# Task goal
Find each row below that contains the string "axis" and copy those rows out in full.

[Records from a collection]
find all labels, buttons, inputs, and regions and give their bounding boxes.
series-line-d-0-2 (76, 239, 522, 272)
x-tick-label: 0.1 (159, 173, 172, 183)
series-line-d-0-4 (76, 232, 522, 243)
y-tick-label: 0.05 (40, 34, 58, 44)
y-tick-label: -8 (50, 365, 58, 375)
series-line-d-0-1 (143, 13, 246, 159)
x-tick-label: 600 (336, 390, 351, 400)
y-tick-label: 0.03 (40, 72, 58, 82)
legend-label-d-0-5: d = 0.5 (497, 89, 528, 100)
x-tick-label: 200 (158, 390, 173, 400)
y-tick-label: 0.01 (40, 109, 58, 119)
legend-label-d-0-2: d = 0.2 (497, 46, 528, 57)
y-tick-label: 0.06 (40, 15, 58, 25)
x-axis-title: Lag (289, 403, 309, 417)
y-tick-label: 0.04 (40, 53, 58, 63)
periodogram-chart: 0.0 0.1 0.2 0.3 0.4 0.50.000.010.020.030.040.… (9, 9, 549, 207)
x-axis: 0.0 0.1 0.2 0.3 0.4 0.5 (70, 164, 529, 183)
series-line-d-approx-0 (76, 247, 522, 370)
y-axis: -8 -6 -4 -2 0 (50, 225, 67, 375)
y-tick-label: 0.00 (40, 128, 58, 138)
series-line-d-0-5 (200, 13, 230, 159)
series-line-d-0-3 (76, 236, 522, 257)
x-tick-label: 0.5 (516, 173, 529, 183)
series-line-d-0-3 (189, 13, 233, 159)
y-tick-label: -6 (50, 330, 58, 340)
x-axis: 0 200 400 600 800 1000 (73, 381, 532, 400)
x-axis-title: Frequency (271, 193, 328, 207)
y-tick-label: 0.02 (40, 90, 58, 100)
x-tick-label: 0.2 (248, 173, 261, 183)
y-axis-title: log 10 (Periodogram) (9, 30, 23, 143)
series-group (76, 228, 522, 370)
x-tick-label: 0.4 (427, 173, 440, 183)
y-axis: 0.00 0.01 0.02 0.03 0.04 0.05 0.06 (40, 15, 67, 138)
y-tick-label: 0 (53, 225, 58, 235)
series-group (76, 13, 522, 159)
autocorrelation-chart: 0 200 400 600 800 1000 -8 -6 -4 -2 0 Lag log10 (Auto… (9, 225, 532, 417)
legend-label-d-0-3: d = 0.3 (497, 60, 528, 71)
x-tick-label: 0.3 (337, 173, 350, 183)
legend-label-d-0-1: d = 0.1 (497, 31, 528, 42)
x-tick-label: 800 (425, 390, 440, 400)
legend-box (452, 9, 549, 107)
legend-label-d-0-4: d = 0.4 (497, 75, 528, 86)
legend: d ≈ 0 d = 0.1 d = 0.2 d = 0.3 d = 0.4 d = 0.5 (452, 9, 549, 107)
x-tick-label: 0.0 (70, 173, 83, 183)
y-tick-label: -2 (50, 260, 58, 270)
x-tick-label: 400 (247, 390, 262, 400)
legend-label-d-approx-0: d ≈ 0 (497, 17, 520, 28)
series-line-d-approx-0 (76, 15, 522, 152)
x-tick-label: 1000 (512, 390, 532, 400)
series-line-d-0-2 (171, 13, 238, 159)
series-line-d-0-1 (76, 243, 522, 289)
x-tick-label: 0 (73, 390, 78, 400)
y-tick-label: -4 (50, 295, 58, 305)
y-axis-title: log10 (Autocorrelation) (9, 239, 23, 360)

# Answer to the problem
x-axis-title: Lag (289, 403, 309, 417)
x-axis: 0.0 0.1 0.2 0.3 0.4 0.5 (70, 164, 529, 183)
y-axis: -8 -6 -4 -2 0 (50, 225, 67, 375)
x-axis: 0 200 400 600 800 1000 (73, 381, 532, 400)
x-axis-title: Frequency (271, 193, 328, 207)
y-axis-title: log 10 (Periodogram) (9, 30, 23, 143)
y-axis: 0.00 0.01 0.02 0.03 0.04 0.05 0.06 (40, 15, 67, 138)
y-axis-title: log10 (Autocorrelation) (9, 239, 23, 360)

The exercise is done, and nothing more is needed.